▶ **GIVEN TASK 1**
According to the passage on culvert hydrology and design frequency, what design frequency has MNDOT adopted for minor centerline culverts?
▶ **GIVEN TASK 2**
Extend the passage on culvert hydrology and design frequency, picking up after its final sentence.

══ DOCUMENT EXTRACT

Whatever method or methods of hydrologic analysis are used, the designer should compare the predicted rates of runoff with historical flood events. All of the hydrologic methods utilize a combination of basin characteristics and historical data, be it rain fall events or stream flow measurements to determine rates of runoff. Due to the high degree of variability in these characteristics and the limited length of historical records, the accuracy of the resulting predictions are not as good as we would like. Therefore, back-calculating flow rates from observed highwater observations can be extremely valuable. For instance, if you back-calculate the flow rate for an observed highwater which occurred from a rainfall estimated to be approximately a 100 year event and the computed flow is closer to the predicted a 10 year flow, you know something is wrong. Numerous things could be wrong in either the back-calculations or the flow-frequency predictions. A close agreement between the two calculations is always reassuring, where as major disagreement indicates a need for further study.

Design Frequency

By definition, a design flood does not overtop the roadway. The selected design frequency should take into consideration traffic volume, risks due to flooding, geometric factors, project costs and agency regulations. Consideration should also be given to availability of a practical detour route. Higher design frequencies should be utilized at locations without available detours or with long detours. Most states have guidelines for selecting design frequencies, but these guidelines are all influenced by the considerations listed above. The Minnesota Department of Transportation, MNDOT, uses a risk assessment procedure to select design frequencies for highway culverts along with the following general guideline:

Due to the difficulty in applying the risk assessment procedure to small culverts, MNDOT has adopted a 50 year design frequency for minor centerline culverts.

════
══ INFORMATION SHOWN

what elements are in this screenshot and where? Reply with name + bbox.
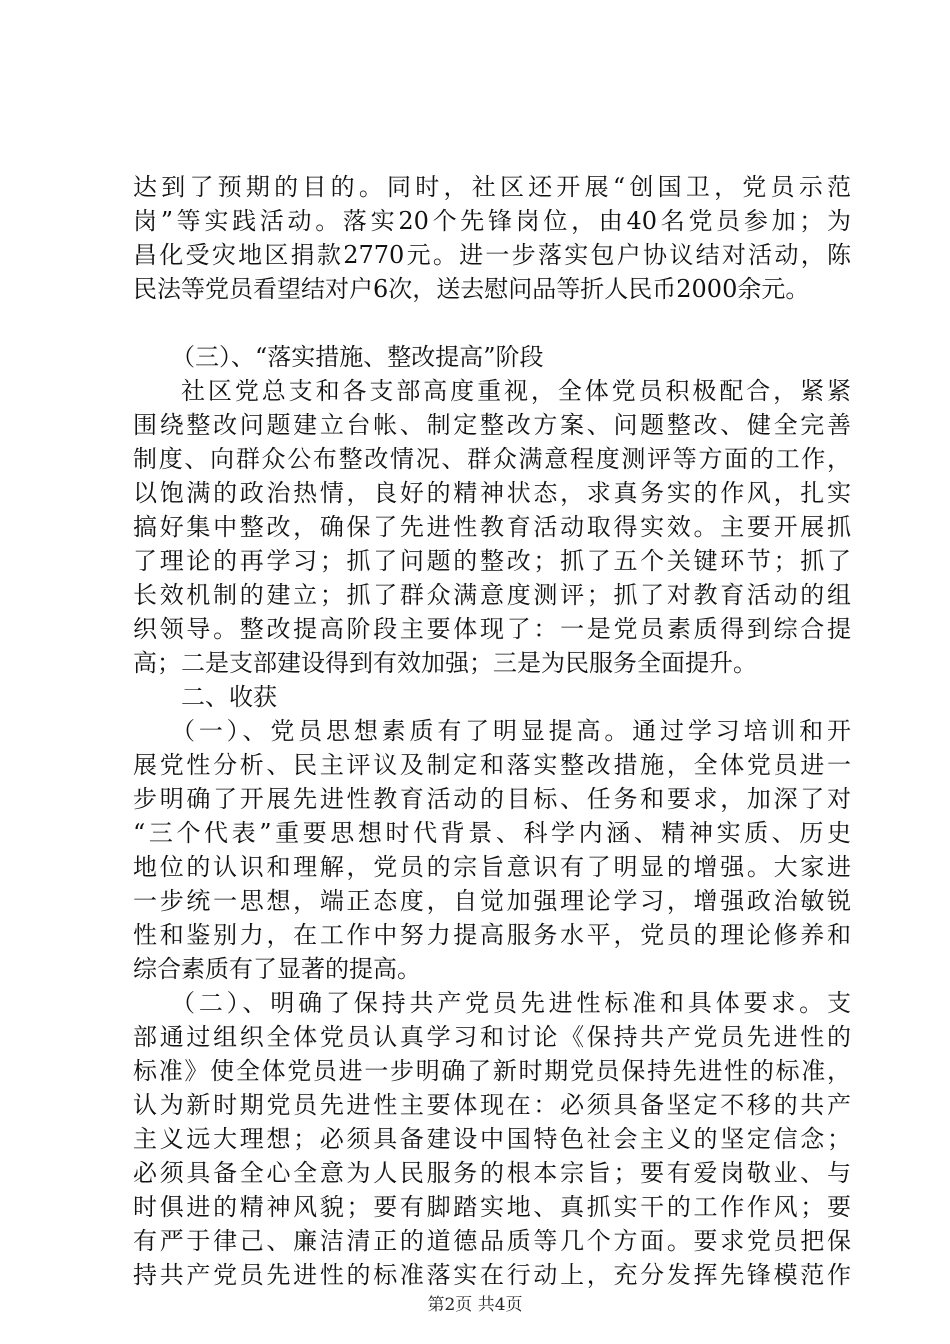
text-line: 围绕整改问题建立台帐、制定整改方案、问题整改、健全完善 xyxy=(133,411,851,439)
document-body xyxy=(133,170,851,1292)
text-line: 主义远大理想；必须具备建设中国特色社会主义的坚定信念； xyxy=(133,1125,851,1153)
text-line: 制度、向群众公布整改情况、群众满意程度测评等方面的工作， xyxy=(133,445,851,473)
text-line: 以饱满的政治热情，良好的精神状态，求真务实的作风，扎实 xyxy=(133,479,851,507)
text-line: 必须具备全心全意为人民服务的根本宗旨；要有爱岗敬业、与 xyxy=(133,1159,851,1187)
text-line: 性和鉴别力，在工作中努力提高服务水平，党员的理论修养和 xyxy=(133,921,851,949)
text-line: 民法等党员看望结对户6次，送去慰问品等折人民币2000余元。 xyxy=(133,275,810,303)
text-line: （一）、党员思想素质有了明显提高。通过学习培训和开 xyxy=(171,717,851,745)
text-line: “三个代表”重要思想时代背景、科学内涵、精神实质、历史 xyxy=(133,819,851,847)
text-line: 时俱进的精神风貌；要有脚踏实地、真抓实干的工作作风；要 xyxy=(133,1193,851,1221)
text-line: 社区党总支和各支部高度重视，全体党员积极配合，紧紧 xyxy=(181,377,851,405)
text-line: 综合素质有了显著的提高。 xyxy=(133,955,421,983)
text-line: 高；二是支部建设得到有效加强；三是为民服务全面提升。 xyxy=(133,649,757,677)
text-line: 一步统一思想，端正态度，自觉加强理论学习，增强政治敏锐 xyxy=(133,887,851,915)
text-line: 长效机制的建立；抓了群众满意度测评；抓了对教育活动的组 xyxy=(133,581,851,609)
page-footer: 第2页 共4页 xyxy=(427,1295,523,1315)
text-line: （二）、明确了保持共产党员先进性标准和具体要求。支 xyxy=(171,989,851,1017)
text-line: 织领导。整改提高阶段主要体现了：一是党员素质得到综合提 xyxy=(133,615,851,643)
text-line: （三）、“落实措施、整改提高”阶段 xyxy=(171,343,544,371)
text-line: 有严于律己、廉洁清正的道德品质等几个方面。要求党员把保 xyxy=(133,1227,851,1255)
text-line: 持共产党员先进性的标准落实在行动上，充分发挥先锋模范作 xyxy=(133,1261,851,1289)
text-line: 地位的认识和理解，党员的宗旨意识有了明显的增强。大家进 xyxy=(133,853,851,881)
text-line: 岗”等实践活动。落实20个先锋岗位，由40名党员参加；为 xyxy=(133,207,851,235)
text-line: 展党性分析、民主评议及制定和落实整改措施，全体党员进一 xyxy=(133,751,851,779)
text-line: 部通过组织全体党员认真学习和讨论《保持共产党员先进性的 xyxy=(133,1023,851,1051)
text-line: 步明确了开展先进性教育活动的目标、任务和要求，加深了对 xyxy=(133,785,851,813)
text-line: 了理论的再学习；抓了问题的整改；抓了五个关键环节；抓了 xyxy=(133,547,851,575)
text-line: 二、收获 xyxy=(181,683,277,711)
text-line: 达到了预期的目的。同时，社区还开展“创国卫，党员示范 xyxy=(133,173,851,201)
text-line: 标准》使全体党员进一步明确了新时期党员保持先进性的标准， xyxy=(133,1057,851,1085)
text-line: 搞好集中整改，确保了先进性教育活动取得实效。主要开展抓 xyxy=(133,513,851,541)
paragraph-gap xyxy=(133,306,851,340)
text-line: 昌化受灾地区捐款2770元。进一步落实包户协议结对活动，陈 xyxy=(133,241,851,269)
text-line: 认为新时期党员先进性主要体现在：必须具备坚定不移的共产 xyxy=(133,1091,851,1119)
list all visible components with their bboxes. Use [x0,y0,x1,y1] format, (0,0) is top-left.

════

▶ **RIGHT ANSWER 1**
MNDOT has adopted a 50 year design frequency for minor centerline culverts.

▶ **RIGHT ANSWER 2**
Culvert Hydraulics

An exact analysis of the hydraulics of a particular culvert is extremely complex and time-consuming. Flow control may change with the flow rate and tailwater elevation changes, the culvert may change from full flow to partly full and hydraulic jumps may occur within or downstream from the culvert barrel. A detailed discussion of all of these conditions is beyond the scope of this section. This section will focus on location of control and determination of headwater elevations and outlet velocities.

The upstream headwater elevation for a culvert is either controlled by the inlet capacity of the culvert or the tailwater condition and associated energy losses. With inlet control, the capacity of the barrel is greater than the capacity of the inlet, hence, inlet control. With outlet control, the capacity of the inlet is greater than the capacity of the outlet, hence, outlet control. Since it is usually not obvious whether the culvert is operating in inlet or outlet control, both conditions are generally calculated, with the controlling headwater being the higher of the two.

Tailwater Determination

Tailwater elevations used in culvert hydraulic calculations are generally obtained using the slope area method of analysis (normal depth) with a single downstream channel section. For sensitive sites, a more accurate analysis using step backwater methods employed in computer programs such as HEC2 and WSPRO may be more applicable. The designer is also cautioned to check for backwater effects from downstream structures which may influence tailwater elevations. To assist in selection of appropriate "n" values for use with the Manning equation, a table with channel descriptions is included in the appendix.

Inlet Control

For inlet control, the control section is located just inside the entrance of the barrel and is governed by the inlet geometry, barrel shape, area, and inlet edge. Inlet control is classified as being either unsubmerged, transition or submerged. When the headwater is below the inlet crown, the culvert operates as a weir and is classified as unsubmerged. When the headwater is greater than about 1.2 times the culvert height, the culvert operates as an orifice and is classified as submerged. Transition flow occurs when the headwater depth is between 1.0 and 1.2 times the culvert height. Headwater depths for inlet control can be readily calculated using nomographs contained in the appendix. Additional nomomgraphs for a variety of other shapes and sizes are available from HDS-5 and the MnDOT Drainage Manual.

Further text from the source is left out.